## Start DATA RECORDS

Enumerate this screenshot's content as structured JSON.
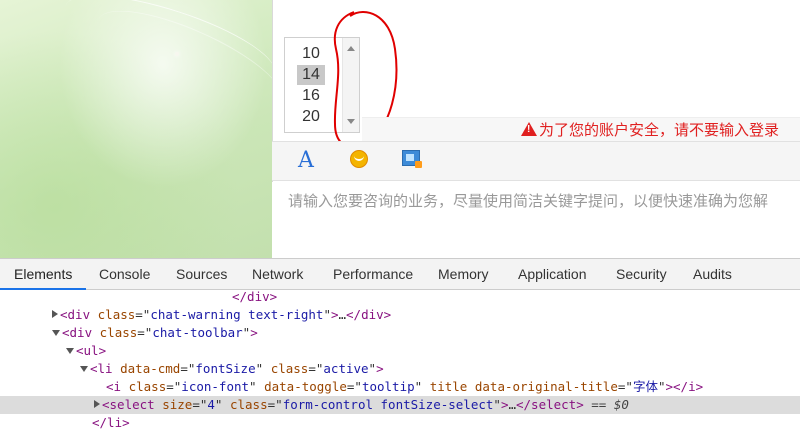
{
  "font_size_select": {
    "options": [
      "10",
      "14",
      "16",
      "20"
    ],
    "selected": "14"
  },
  "chat": {
    "warning": "为了您的账户安全，请不要输入登录",
    "input_placeholder": "请输入您要咨询的业务，尽量使用简洁关键字提问，以便快速准确为您解"
  },
  "toolbar": {
    "font_icon_label": "A"
  },
  "devtools": {
    "tabs": [
      "Elements",
      "Console",
      "Sources",
      "Network",
      "Performance",
      "Memory",
      "Application",
      "Security",
      "Audits"
    ],
    "active_tab": "Elements",
    "dom": {
      "l0_close": "</div>",
      "l1": {
        "tag": "div",
        "attr": "class",
        "val": "chat-warning text-right",
        "ell": "…",
        "close": "</div>"
      },
      "l2": {
        "tag": "div",
        "attr": "class",
        "val": "chat-toolbar"
      },
      "l3": {
        "tag": "ul"
      },
      "l4": {
        "tag": "li",
        "a1": "data-cmd",
        "v1": "fontSize",
        "a2": "class",
        "v2": "active"
      },
      "l5": {
        "tag": "i",
        "a1": "class",
        "v1": "icon-font",
        "a2": "data-toggle",
        "v2": "tooltip",
        "a3": "title",
        "a4": "data-original-title",
        "v4": "字体",
        "close": "</i>"
      },
      "l6": {
        "tag": "select",
        "a1": "size",
        "v1": "4",
        "a2": "class",
        "v2": "form-control fontSize-select",
        "ell": "…",
        "close": "</select>",
        "suffix": "== $0"
      },
      "l7_close": "</li>"
    }
  }
}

## End DATA RECORDS

# SHORT PROBLEM
Select the lines in this material that hold the word "chat", leaving none out.

# PROBLEM SOLUTION
  "chat": {
        "val": "chat-warning text-right",
        "val": "chat-toolbar"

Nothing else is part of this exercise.